= Consigna =
Del hilo sobre la turbina del split que aparece más abajo, copia sin cambiar nada todo lo que va desde "# Velocidades de" hasta "DOSMETROS (Abr 1, 2013)".

= Texto para leer =
▼▼▼

# Velocidades de la turbina Interior de Split con Plaqueta Universal



## rosembel (Abr 1, 2013)

hola amigos del foro tengo un aire acondicionado split 12000btu 220v el cual tuve que cambiarle la targeta original porque se me daño por una universal. el fan de la consola es un motor de pulso ya que tien 6 cables 3 para conectar el motor y tres que son del variador, ya conecte el fan de la consola a la targeta a velocidad maxima porque no acepta variacion, se podra variar la velocidad conectandole un diodo y cual seria este y como se conectaria gracias


----------



## DOSMETROS (Abr 1, 2013)

Un capacitor en serie (supongamos 6 uF) o un inductor de esos de los ventiladores tambien en serie.


----------



## rosembel (Abr 2, 2013)

hola amigo dos metros me podrias indicar como hacer el inductor gracias no tengo mucha experiencia en esto gracias


----------



## DOSMETROS (Abr 2, 2013)

Tenés tres opciones :

- Ponerle un capacitor (probá con 4 uF) en serie para una velocidad inferior.

- O con un inductor de los reguladores de velovidad de ventilador de techo :


----------



## rosembel (Abr 3, 2013)

▲▲▲

= Conjunto de datos =
▼▼▼

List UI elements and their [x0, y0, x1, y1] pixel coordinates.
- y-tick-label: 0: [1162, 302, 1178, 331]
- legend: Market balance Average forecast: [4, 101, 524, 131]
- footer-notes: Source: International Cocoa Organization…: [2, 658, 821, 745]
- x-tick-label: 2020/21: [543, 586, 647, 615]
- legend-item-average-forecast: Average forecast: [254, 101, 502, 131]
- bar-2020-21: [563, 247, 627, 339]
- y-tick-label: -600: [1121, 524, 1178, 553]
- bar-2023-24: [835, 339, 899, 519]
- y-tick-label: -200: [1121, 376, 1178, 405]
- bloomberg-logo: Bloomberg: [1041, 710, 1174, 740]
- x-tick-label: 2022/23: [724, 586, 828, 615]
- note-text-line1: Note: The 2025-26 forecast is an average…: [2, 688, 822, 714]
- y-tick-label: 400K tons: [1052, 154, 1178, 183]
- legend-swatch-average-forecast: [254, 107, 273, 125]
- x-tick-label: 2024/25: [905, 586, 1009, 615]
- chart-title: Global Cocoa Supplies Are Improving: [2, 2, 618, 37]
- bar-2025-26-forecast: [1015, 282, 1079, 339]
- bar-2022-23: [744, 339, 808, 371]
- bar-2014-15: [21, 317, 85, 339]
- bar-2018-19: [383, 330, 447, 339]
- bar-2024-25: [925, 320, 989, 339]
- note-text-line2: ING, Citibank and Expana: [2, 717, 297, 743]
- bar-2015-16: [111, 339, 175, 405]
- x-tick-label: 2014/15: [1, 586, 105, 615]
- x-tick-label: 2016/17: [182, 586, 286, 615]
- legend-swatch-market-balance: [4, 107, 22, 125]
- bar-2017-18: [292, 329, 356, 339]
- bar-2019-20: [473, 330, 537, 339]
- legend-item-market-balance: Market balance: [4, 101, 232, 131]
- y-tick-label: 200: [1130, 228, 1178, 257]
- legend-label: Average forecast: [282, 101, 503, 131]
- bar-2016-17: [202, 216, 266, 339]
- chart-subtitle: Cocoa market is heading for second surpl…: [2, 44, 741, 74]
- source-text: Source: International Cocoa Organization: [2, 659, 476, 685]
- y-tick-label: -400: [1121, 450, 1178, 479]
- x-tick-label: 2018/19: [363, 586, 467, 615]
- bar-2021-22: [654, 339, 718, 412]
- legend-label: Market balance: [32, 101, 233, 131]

▲▲▲

= Resultado =
# Velocidades de la turbina Interior de Split con Plaqueta Universal



## rosembel (Abr 1, 2013)

hola amigos del foro tengo un aire acondicionado split 12000btu 220v el cual tuve que cambiarle la targeta original porque se me daño por una universal. el fan de la consola es un motor de pulso ya que tien 6 cables 3 para conectar el motor y tres que son del variador, ya conecte el fan de la consola a la targeta a velocidad maxima porque no acepta variacion, se podra variar la velocidad conectandole un diodo y cual seria este y como se conectaria gracias


----------



## DOSMETROS (Abr 1, 2013)